▶ [WHAT YOU HAVE TO DO]:
Please print every record below exactly as it appears.

Dataset records
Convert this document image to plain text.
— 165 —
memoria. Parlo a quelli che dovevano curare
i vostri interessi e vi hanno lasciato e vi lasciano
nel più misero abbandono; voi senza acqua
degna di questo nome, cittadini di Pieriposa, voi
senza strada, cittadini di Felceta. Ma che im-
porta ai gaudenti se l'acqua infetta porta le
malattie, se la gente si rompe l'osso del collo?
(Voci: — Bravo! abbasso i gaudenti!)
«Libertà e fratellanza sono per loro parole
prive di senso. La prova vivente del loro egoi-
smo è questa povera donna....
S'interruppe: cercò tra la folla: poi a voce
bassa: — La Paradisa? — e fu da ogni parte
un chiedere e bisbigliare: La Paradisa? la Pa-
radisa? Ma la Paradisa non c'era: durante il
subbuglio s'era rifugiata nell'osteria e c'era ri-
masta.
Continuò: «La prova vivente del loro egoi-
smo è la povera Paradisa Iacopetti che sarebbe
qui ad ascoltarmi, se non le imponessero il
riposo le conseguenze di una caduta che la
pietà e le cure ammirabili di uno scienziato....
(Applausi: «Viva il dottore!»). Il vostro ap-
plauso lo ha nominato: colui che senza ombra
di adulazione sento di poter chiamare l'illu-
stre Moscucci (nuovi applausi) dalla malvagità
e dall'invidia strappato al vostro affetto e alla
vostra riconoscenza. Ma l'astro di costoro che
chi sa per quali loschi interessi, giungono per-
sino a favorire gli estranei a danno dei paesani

▶ [THE COMPLETED TASK]:
Convert this document image to plain text.
— 165 —
memoria. Parlo a quelli che dovevano curare
i vostri interessi e vi hanno lasciato e vi lasciano
nel più misero abbandono; voi senza acqua
degna di questo nome, cittadini di Pieriposa, voi
senza strada, cittadini di Felceta. Ma che im-
porta ai gaudenti se l'acqua infetta porta le
malattie, se la gente si rompe l'osso del collo?
(Voci: — Bravo! abbasso i gaudenti!)
«Libertà e fratellanza sono per loro parole
prive di senso. La prova vivente del loro egoi-
smo è questa povera donna....
S'interruppe: cercò tra la folla: poi a voce
bassa: — La Paradisa? — e fu da ogni parte
un chiedere e bisbigliare: La Paradisa? la Pa-
radisa? Ma la Paradisa non c'era: durante il
subbuglio s'era rifugiata nell'osteria e c'era ri-
masta.
Continuò: «La prova vivente del loro egoi-
smo è la povera Paradisa Iacopetti che sarebbe
qui ad ascoltarmi, se non le imponessero il
riposo le conseguenze di una caduta che la
pietà e le cure ammirabili di uno scienziato....
(Applausi: «Viva il dottore!»). Il vostro ap-
plauso lo ha nominato: colui che senza ombra
di adulazione sento di poter chiamare l'illu-
stre Moscucci (nuovi applausi) dalla malvagità
e dall'invidia strappato al vostro affetto e alla
vostra riconoscenza. Ma l'astro di costoro che
chi sa per quali loschi interessi, giungono per-
sino a favorire gli estranei a danno dei paesani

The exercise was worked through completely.